[Stored data entries]
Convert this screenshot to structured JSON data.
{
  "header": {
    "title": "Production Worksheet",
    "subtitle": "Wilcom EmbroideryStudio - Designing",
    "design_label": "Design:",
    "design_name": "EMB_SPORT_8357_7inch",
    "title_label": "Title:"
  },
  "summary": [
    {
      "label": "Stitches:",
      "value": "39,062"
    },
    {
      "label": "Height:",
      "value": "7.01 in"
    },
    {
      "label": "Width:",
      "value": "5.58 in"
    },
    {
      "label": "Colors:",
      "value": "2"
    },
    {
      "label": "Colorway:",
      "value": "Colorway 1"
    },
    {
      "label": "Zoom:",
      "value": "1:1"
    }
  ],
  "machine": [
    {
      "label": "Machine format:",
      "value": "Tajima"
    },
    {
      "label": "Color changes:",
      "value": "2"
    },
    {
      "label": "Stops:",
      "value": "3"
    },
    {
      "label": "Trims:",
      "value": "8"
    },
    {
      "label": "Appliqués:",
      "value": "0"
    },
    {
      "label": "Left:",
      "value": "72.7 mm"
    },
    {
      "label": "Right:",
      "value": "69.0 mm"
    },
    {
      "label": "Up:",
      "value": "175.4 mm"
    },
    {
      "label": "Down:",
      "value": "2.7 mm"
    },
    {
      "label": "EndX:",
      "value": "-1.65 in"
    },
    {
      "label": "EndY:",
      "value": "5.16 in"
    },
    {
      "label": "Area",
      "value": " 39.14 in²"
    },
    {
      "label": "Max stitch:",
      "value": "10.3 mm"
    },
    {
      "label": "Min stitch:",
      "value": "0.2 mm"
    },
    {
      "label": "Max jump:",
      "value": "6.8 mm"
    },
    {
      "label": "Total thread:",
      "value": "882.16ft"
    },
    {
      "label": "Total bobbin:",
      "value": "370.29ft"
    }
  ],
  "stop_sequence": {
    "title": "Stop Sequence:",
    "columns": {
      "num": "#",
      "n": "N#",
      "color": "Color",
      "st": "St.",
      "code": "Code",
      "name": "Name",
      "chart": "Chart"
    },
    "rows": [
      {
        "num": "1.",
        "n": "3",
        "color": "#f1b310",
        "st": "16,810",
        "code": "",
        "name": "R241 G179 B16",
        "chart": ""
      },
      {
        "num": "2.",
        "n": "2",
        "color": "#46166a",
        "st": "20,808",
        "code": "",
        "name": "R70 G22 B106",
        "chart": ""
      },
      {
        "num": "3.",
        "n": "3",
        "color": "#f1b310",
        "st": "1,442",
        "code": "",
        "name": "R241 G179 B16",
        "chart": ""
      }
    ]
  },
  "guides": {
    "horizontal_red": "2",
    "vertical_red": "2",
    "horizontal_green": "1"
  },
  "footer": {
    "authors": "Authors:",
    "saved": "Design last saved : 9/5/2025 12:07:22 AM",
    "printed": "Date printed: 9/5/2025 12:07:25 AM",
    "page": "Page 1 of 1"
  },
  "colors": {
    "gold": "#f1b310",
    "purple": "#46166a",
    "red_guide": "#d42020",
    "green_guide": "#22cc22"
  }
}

**SHORT TASK:** Give the complete listing a second time, exactly as it reads.

**EXERCISE OUTPUT:**
Convert this screenshot to structured JSON data.
{
  "header": {
    "title": "Production Worksheet",
    "subtitle": "Wilcom EmbroideryStudio - Designing",
    "design_label": "Design:",
    "design_name": "EMB_SPORT_8357_7inch",
    "title_label": "Title:"
  },
  "summary": [
    {
      "label": "Stitches:",
      "value": "39,062"
    },
    {
      "label": "Height:",
      "value": "7.01 in"
    },
    {
      "label": "Width:",
      "value": "5.58 in"
    },
    {
      "label": "Colors:",
      "value": "2"
    },
    {
      "label": "Colorway:",
      "value": "Colorway 1"
    },
    {
      "label": "Zoom:",
      "value": "1:1"
    }
  ],
  "machine": [
    {
      "label": "Machine format:",
      "value": "Tajima"
    },
    {
      "label": "Color changes:",
      "value": "2"
    },
    {
      "label": "Stops:",
      "value": "3"
    },
    {
      "label": "Trims:",
      "value": "8"
    },
    {
      "label": "Appliqués:",
      "value": "0"
    },
    {
      "label": "Left:",
      "value": "72.7 mm"
    },
    {
      "label": "Right:",
      "value": "69.0 mm"
    },
    {
      "label": "Up:",
      "value": "175.4 mm"
    },
    {
      "label": "Down:",
      "value": "2.7 mm"
    },
    {
      "label": "EndX:",
      "value": "-1.65 in"
    },
    {
      "label": "EndY:",
      "value": "5.16 in"
    },
    {
      "label": "Area",
      "value": " 39.14 in²"
    },
    {
      "label": "Max stitch:",
      "value": "10.3 mm"
    },
    {
      "label": "Min stitch:",
      "value": "0.2 mm"
    },
    {
      "label": "Max jump:",
      "value": "6.8 mm"
    },
    {
      "label": "Total thread:",
      "value": "882.16ft"
    },
    {
      "label": "Total bobbin:",
      "value": "370.29ft"
    }
  ],
  "stop_sequence": {
    "title": "Stop Sequence:",
    "columns": {
      "num": "#",
      "n": "N#",
      "color": "Color",
      "st": "St.",
      "code": "Code",
      "name": "Name",
      "chart": "Chart"
    },
    "rows": [
      {
        "num": "1.",
        "n": "3",
        "color": "#f1b310",
        "st": "16,810",
        "code": "",
        "name": "R241 G179 B16",
        "chart": ""
      },
      {
        "num": "2.",
        "n": "2",
        "color": "#46166a",
        "st": "20,808",
        "code": "",
        "name": "R70 G22 B106",
        "chart": ""
      },
      {
        "num": "3.",
        "n": "3",
        "color": "#f1b310",
        "st": "1,442",
        "code": "",
        "name": "R241 G179 B16",
        "chart": ""
      }
    ]
  },
  "guides": {
    "horizontal_red": "2",
    "vertical_red": "2",
    "horizontal_green": "1"
  },
  "footer": {
    "authors": "Authors:",
    "saved": "Design last saved : 9/5/2025 12:07:22 AM",
    "printed": "Date printed: 9/5/2025 12:07:25 AM",
    "page": "Page 1 of 1"
  },
  "colors": {
    "gold": "#f1b310",
    "purple": "#46166a",
    "red_guide": "#d42020",
    "green_guide": "#22cc22"
  }
}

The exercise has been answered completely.